TASK INSTRUCTIONS →
Reproduce the records exactly.

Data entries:
☆ ☆ ☆
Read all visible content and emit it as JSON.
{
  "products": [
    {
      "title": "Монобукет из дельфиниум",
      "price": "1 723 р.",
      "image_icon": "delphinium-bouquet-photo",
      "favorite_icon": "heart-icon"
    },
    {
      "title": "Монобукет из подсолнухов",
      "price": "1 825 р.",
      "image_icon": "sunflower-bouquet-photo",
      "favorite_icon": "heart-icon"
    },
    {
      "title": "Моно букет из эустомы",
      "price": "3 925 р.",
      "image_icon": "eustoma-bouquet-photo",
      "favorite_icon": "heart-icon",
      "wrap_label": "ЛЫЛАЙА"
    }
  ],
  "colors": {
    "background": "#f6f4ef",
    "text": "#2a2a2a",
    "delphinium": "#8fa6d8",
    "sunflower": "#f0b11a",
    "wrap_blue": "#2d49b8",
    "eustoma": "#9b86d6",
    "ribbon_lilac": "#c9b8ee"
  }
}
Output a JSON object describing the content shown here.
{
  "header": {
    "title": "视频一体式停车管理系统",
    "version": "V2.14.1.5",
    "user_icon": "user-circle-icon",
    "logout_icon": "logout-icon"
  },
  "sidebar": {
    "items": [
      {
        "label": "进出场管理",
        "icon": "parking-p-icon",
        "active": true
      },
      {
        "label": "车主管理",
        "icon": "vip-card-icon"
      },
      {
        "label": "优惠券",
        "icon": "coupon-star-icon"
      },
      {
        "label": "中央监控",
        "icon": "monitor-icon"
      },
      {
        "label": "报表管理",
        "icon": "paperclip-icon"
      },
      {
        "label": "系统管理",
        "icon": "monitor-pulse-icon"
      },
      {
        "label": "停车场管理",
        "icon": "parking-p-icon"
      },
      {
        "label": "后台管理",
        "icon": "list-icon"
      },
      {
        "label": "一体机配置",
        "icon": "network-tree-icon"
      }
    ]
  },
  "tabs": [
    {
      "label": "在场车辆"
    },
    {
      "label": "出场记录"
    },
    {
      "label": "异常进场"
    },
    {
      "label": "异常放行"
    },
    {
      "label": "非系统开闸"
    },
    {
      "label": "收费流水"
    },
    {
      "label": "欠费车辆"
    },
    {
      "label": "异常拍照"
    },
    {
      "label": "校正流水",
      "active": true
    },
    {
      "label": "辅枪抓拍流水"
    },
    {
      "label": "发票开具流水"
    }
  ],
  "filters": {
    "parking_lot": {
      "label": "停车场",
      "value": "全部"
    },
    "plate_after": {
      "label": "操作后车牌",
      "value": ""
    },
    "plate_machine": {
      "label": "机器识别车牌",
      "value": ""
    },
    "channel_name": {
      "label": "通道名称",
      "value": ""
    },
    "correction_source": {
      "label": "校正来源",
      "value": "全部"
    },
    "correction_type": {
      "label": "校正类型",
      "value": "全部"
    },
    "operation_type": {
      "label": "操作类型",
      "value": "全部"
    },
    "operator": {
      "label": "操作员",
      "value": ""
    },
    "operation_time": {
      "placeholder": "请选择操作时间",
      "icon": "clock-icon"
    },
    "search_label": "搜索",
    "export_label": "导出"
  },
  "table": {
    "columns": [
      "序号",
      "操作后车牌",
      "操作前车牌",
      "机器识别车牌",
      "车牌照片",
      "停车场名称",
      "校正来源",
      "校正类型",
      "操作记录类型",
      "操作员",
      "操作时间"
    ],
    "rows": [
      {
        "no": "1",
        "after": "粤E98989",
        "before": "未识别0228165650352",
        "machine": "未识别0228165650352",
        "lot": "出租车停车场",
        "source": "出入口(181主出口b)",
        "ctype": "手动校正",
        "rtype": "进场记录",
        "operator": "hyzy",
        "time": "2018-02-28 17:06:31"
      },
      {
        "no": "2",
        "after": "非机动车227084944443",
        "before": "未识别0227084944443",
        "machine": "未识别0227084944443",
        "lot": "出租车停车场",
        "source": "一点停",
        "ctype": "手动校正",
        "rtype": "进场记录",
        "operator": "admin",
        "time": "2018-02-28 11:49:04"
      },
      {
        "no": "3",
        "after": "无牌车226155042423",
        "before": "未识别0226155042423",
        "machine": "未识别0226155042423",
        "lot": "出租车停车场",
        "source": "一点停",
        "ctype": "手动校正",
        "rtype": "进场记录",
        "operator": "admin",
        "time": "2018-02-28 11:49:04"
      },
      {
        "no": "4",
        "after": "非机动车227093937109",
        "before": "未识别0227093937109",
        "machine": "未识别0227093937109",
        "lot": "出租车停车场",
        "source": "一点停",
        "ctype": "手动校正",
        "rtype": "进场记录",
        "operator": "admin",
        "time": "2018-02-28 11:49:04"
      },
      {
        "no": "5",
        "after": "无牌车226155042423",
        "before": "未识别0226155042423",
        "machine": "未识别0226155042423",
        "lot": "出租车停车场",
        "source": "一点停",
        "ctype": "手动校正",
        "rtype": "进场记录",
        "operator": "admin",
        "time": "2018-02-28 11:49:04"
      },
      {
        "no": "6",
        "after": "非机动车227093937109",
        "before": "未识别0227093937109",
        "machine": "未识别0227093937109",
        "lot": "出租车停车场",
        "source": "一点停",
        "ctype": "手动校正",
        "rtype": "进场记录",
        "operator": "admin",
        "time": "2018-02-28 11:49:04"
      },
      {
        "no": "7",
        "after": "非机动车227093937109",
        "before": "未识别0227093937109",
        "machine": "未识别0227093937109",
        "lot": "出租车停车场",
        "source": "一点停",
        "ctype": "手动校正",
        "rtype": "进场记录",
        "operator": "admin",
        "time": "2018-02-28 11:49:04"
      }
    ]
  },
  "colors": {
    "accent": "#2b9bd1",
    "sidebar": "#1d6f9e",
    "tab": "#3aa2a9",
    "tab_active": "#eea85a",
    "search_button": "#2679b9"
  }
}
☆ ☆ ☆
SOLUTION FOR THIS TASK →
Read all visible content and emit it as JSON.
{
  "products": [
    {
      "title": "Монобукет из дельфиниум",
      "price": "1 723 р.",
      "image_icon": "delphinium-bouquet-photo",
      "favorite_icon": "heart-icon"
    },
    {
      "title": "Монобукет из подсолнухов",
      "price": "1 825 р.",
      "image_icon": "sunflower-bouquet-photo",
      "favorite_icon": "heart-icon"
    },
    {
      "title": "Моно букет из эустомы",
      "price": "3 925 р.",
      "image_icon": "eustoma-bouquet-photo",
      "favorite_icon": "heart-icon",
      "wrap_label": "ЛЫЛАЙА"
    }
  ],
  "colors": {
    "background": "#f6f4ef",
    "text": "#2a2a2a",
    "delphinium": "#8fa6d8",
    "sunflower": "#f0b11a",
    "wrap_blue": "#2d49b8",
    "eustoma": "#9b86d6",
    "ribbon_lilac": "#c9b8ee"
  }
}
Output a JSON object describing the content shown here.
{
  "header": {
    "title": "视频一体式停车管理系统",
    "version": "V2.14.1.5",
    "user_icon": "user-circle-icon",
    "logout_icon": "logout-icon"
  },
  "sidebar": {
    "items": [
      {
        "label": "进出场管理",
        "icon": "parking-p-icon",
        "active": true
      },
      {
        "label": "车主管理",
        "icon": "vip-card-icon"
      },
      {
        "label": "优惠券",
        "icon": "coupon-star-icon"
      },
      {
        "label": "中央监控",
        "icon": "monitor-icon"
      },
      {
        "label": "报表管理",
        "icon": "paperclip-icon"
      },
      {
        "label": "系统管理",
        "icon": "monitor-pulse-icon"
      },
      {
        "label": "停车场管理",
        "icon": "parking-p-icon"
      },
      {
        "label": "后台管理",
        "icon": "list-icon"
      },
      {
        "label": "一体机配置",
        "icon": "network-tree-icon"
      }
    ]
  },
  "tabs": [
    {
      "label": "在场车辆"
    },
    {
      "label": "出场记录"
    },
    {
      "label": "异常进场"
    },
    {
      "label": "异常放行"
    },
    {
      "label": "非系统开闸"
    },
    {
      "label": "收费流水"
    },
    {
      "label": "欠费车辆"
    },
    {
      "label": "异常拍照"
    },
    {
      "label": "校正流水",
      "active": true
    },
    {
      "label": "辅枪抓拍流水"
    },
    {
      "label": "发票开具流水"
    }
  ],
  "filters": {
    "parking_lot": {
      "label": "停车场",
      "value": "全部"
    },
    "plate_after": {
      "label": "操作后车牌",
      "value": ""
    },
    "plate_machine": {
      "label": "机器识别车牌",
      "value": ""
    },
    "channel_name": {
      "label": "通道名称",
      "value": ""
    },
    "correction_source": {
      "label": "校正来源",
      "value": "全部"
    },
    "correction_type": {
      "label": "校正类型",
      "value": "全部"
    },
    "operation_type": {
      "label": "操作类型",
      "value": "全部"
    },
    "operator": {
      "label": "操作员",
      "value": ""
    },
    "operation_time": {
      "placeholder": "请选择操作时间",
      "icon": "clock-icon"
    },
    "search_label": "搜索",
    "export_label": "导出"
  },
  "table": {
    "columns": [
      "序号",
      "操作后车牌",
      "操作前车牌",
      "机器识别车牌",
      "车牌照片",
      "停车场名称",
      "校正来源",
      "校正类型",
      "操作记录类型",
      "操作员",
      "操作时间"
    ],
    "rows": [
      {
        "no": "1",
        "after": "粤E98989",
        "before": "未识别0228165650352",
        "machine": "未识别0228165650352",
        "lot": "出租车停车场",
        "source": "出入口(181主出口b)",
        "ctype": "手动校正",
        "rtype": "进场记录",
        "operator": "hyzy",
        "time": "2018-02-28 17:06:31"
      },
      {
        "no": "2",
        "after": "非机动车227084944443",
        "before": "未识别0227084944443",
        "machine": "未识别0227084944443",
        "lot": "出租车停车场",
        "source": "一点停",
        "ctype": "手动校正",
        "rtype": "进场记录",
        "operator": "admin",
        "time": "2018-02-28 11:49:04"
      },
      {
        "no": "3",
        "after": "无牌车226155042423",
        "before": "未识别0226155042423",
        "machine": "未识别0226155042423",
        "lot": "出租车停车场",
        "source": "一点停",
        "ctype": "手动校正",
        "rtype": "进场记录",
        "operator": "admin",
        "time": "2018-02-28 11:49:04"
      },
      {
        "no": "4",
        "after": "非机动车227093937109",
        "before": "未识别0227093937109",
        "machine": "未识别0227093937109",
        "lot": "出租车停车场",
        "source": "一点停",
        "ctype": "手动校正",
        "rtype": "进场记录",
        "operator": "admin",
        "time": "2018-02-28 11:49:04"
      },
      {
        "no": "5",
        "after": "无牌车226155042423",
        "before": "未识别0226155042423",
        "machine": "未识别0226155042423",
        "lot": "出租车停车场",
        "source": "一点停",
        "ctype": "手动校正",
        "rtype": "进场记录",
        "operator": "admin",
        "time": "2018-02-28 11:49:04"
      },
      {
        "no": "6",
        "after": "非机动车227093937109",
        "before": "未识别0227093937109",
        "machine": "未识别0227093937109",
        "lot": "出租车停车场",
        "source": "一点停",
        "ctype": "手动校正",
        "rtype": "进场记录",
        "operator": "admin",
        "time": "2018-02-28 11:49:04"
      },
      {
        "no": "7",
        "after": "非机动车227093937109",
        "before": "未识别0227093937109",
        "machine": "未识别0227093937109",
        "lot": "出租车停车场",
        "source": "一点停",
        "ctype": "手动校正",
        "rtype": "进场记录",
        "operator": "admin",
        "time": "2018-02-28 11:49:04"
      }
    ]
  },
  "colors": {
    "accent": "#2b9bd1",
    "sidebar": "#1d6f9e",
    "tab": "#3aa2a9",
    "tab_active": "#eea85a",
    "search_button": "#2679b9"
  }
}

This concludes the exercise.